* [Set problem a]: In the records, reproduce the lines exactly as they appear, beginning with the line containing "text-line: Betracht ziehe, welche" and ending with the line containing "text-line: Syphilis 66,5", both included.
#### Text block
It is possible that some of those participating in the attacks on farming communities in Nigeria are former members of Boko Haram who trade in violence, but coordination with the group itself is unlikely. Boko Haram is dominated by Kanuri rather than Fulani, and the rights of cattle-herders have not figured prominently in the group’s Islamist agenda.
There are other differences from Nigeria’s Boko Haram rebellion:
Though many Boko Haram members are ethnic Kanuri, the Boko Haram insurrection never took on an ethnic character, and the movement’s leadership has never claimed one.
Boko Haram’s identity and aims center on religion. The Fulani herders’ main concern is with access to grazing land, although they are susceptible to religious agitation.
Boko Haram’s enemy (despite leader Abu Musab al-Barnawi’s recent calls for attacks on Christians) has always been the state. Armed Fulani groups generally avoid confrontations with the state.
Like most insurgent movements, Boko Haram has a central leadership that is generally identifiable despite the movement’s best efforts to keep details murky. There is no guiding individual or committee behind the violence associated with the Fulani herders.
Transition to Jihad: The Case of Mali
A significant concern is posed by the possibility that Nigeria might follow the pattern of Mali. There, young Fulani herdsmen have been recruited into jihadi movements, a break from the Fulani community’s traditional support of the Bamako government as a balance to Tuareg and Arab power in northern Mali.41
Unlike other parts of the Sahel, there is a long tradition of Fulani “self-defense” militias in northern and central Mali. Known as Ganda Koy and Ganda Iso, these groups were generally pro-government in orientation but clashed repeatedly since 1990 with both separatist and loyalist Tuareg groups over land and access to water.
########
* [Set problem b]: From the text on Boko Haram and the Fulani herders, copy word for word the part that opens with the words "Boko Haram’s identity" and closes with "to religious agitation.".
#### Data to use
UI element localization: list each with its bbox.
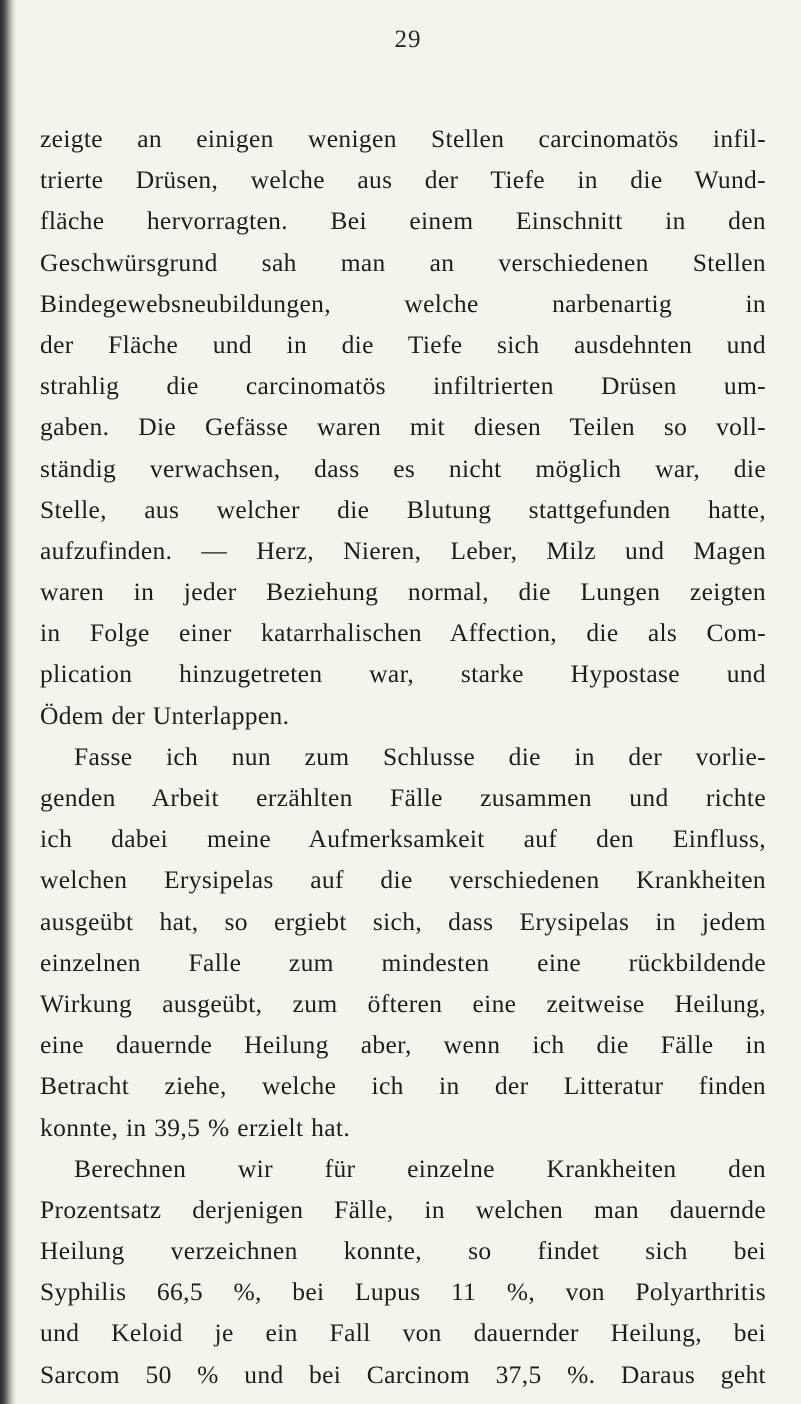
text-line: Betracht ziehe, welche ich in der Litteratur finden	[40, 1071, 766, 1101]
text-line: Wirkung ausgeübt, zum öfteren eine zeitweise Heilung,	[40, 988, 766, 1018]
paragraph-3	[40, 1148, 766, 1395]
text-line: und Keloid je ein Fall von dauernder Heilung, bei	[40, 1318, 766, 1348]
text-line: waren in jeder Beziehung normal, die Lungen zeigten	[40, 577, 766, 607]
text-line: Heilung verzeichnen konnte, so findet sich bei	[40, 1236, 766, 1266]
paragraph-1	[40, 118, 766, 736]
text-line: einzelnen Falle zum mindesten eine rückbildende	[40, 947, 766, 977]
text-line: fläche hervorragten. Bei einem Einschnitt in den	[40, 206, 766, 236]
text-line: Prozentsatz derjenigen Fälle, in welchen man dauernde	[40, 1194, 766, 1224]
text-line: plication hinzugetreten war, starke Hypostase und	[40, 659, 766, 689]
binding-gutter	[0, 0, 16, 1404]
text-line: Bindegewebsneubildungen, welche narbenartig in	[40, 288, 766, 318]
page-number: 29	[394, 26, 422, 53]
text-line: strahlig die carcinomatös infiltrierten Drüsen um-	[40, 371, 766, 401]
text-line: Fasse ich nun zum Schlusse die in der vorlie-	[74, 741, 766, 771]
text-line: Berechnen wir für einzelne Krankheiten den	[74, 1153, 766, 1183]
text-line: in Folge einer katarrhalischen Affection, die als Com-	[40, 618, 766, 648]
text-line: eine dauernde Heilung aber, wenn ich die Fälle in	[40, 1030, 766, 1060]
text-line: zeigte an einigen wenigen Stellen carcinomatös infil-	[40, 124, 766, 153]
text-line: welchen Erysipelas auf die verschiedenen Krankheiten	[40, 865, 766, 895]
text-line: ausgeübt hat, so ergiebt sich, dass Erysipelas in jedem	[40, 906, 766, 936]
paragraph-2	[40, 736, 766, 1148]
text-line: ständig verwachsen, dass es nicht möglich war, die	[40, 453, 766, 483]
text-line: Ödem der Unterlappen.	[40, 700, 290, 730]
text-line: der Fläche und in die Tiefe sich ausdehnten und	[40, 329, 766, 359]
text-line: Syphilis 66,5 %, bei Lupus 11 %, von Polyarthritis	[40, 1277, 766, 1307]
text-line: aufzufinden. — Herz, Nieren, Leber, Milz und Magen	[40, 535, 766, 565]
text-line: gaben. Die Gefässe waren mit diesen Teilen so voll-	[40, 412, 766, 442]
body-text	[40, 118, 766, 1395]
text-line: Sarcom 50 % und bei Carcinom 37,5 %. Daraus geht	[40, 1359, 766, 1389]
text-line: konnte, in 39,5 % erzielt hat.	[40, 1112, 351, 1142]
text-line: Stelle, aus welcher die Blutung stattgefunden hatte,	[40, 494, 766, 524]
text-line: trierte Drüsen, welche aus der Tiefe in die Wund-	[40, 165, 766, 195]
text-line: ich dabei meine Aufmerksamkeit auf den Einfluss,	[40, 824, 766, 854]
text-line: Geschwürsgrund sah man an verschiedenen Stellen	[40, 247, 766, 277]
text-line: genden Arbeit erzählten Fälle zusammen und richte	[40, 783, 766, 812]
########
* [Task answer a]:
text-line: Betracht ziehe, welche ich in der Litteratur finden	[40, 1071, 766, 1101]
text-line: Wirkung ausgeübt, zum öfteren eine zeitweise Heilung,	[40, 988, 766, 1018]
paragraph-3	[40, 1148, 766, 1395]
text-line: und Keloid je ein Fall von dauernder Heilung, bei	[40, 1318, 766, 1348]
text-line: waren in jeder Beziehung normal, die Lungen zeigten	[40, 577, 766, 607]
text-line: Heilung verzeichnen konnte, so findet sich bei	[40, 1236, 766, 1266]
paragraph-1	[40, 118, 766, 736]
text-line: einzelnen Falle zum mindesten eine rückbildende	[40, 947, 766, 977]
text-line: fläche hervorragten. Bei einem Einschnitt in den	[40, 206, 766, 236]
text-line: Prozentsatz derjenigen Fälle, in welchen man dauernde	[40, 1194, 766, 1224]
text-line: plication hinzugetreten war, starke Hypostase und	[40, 659, 766, 689]
binding-gutter	[0, 0, 16, 1404]
text-line: Bindegewebsneubildungen, welche narbenartig in	[40, 288, 766, 318]
page-number: 29	[394, 26, 422, 53]
text-line: strahlig die carcinomatös infiltrierten Drüsen um-	[40, 371, 766, 401]
text-line: Fasse ich nun zum Schlusse die in der vorlie-	[74, 741, 766, 771]
text-line: Berechnen wir für einzelne Krankheiten den	[74, 1153, 766, 1183]
text-line: in Folge einer katarrhalischen Affection, die als Com-	[40, 618, 766, 648]
text-line: eine dauernde Heilung aber, wenn ich die Fälle in	[40, 1030, 766, 1060]
text-line: zeigte an einigen wenigen Stellen carcinomatös infil-	[40, 124, 766, 153]
text-line: welchen Erysipelas auf die verschiedenen Krankheiten	[40, 865, 766, 895]
text-line: ausgeübt hat, so ergiebt sich, dass Erysipelas in jedem	[40, 906, 766, 936]
paragraph-2	[40, 736, 766, 1148]
text-line: ständig verwachsen, dass es nicht möglich war, die	[40, 453, 766, 483]
text-line: Ödem der Unterlappen.	[40, 700, 290, 730]
text-line: der Fläche und in die Tiefe sich ausdehnten und	[40, 329, 766, 359]
text-line: Syphilis 66,5 %, bei Lupus 11 %, von Polyarthritis	[40, 1277, 766, 1307]

* [Task answer b]:
Boko Haram’s identity and aims center on religion. The Fulani herders’ main concern is with access to grazing land, although they are susceptible to religious agitation.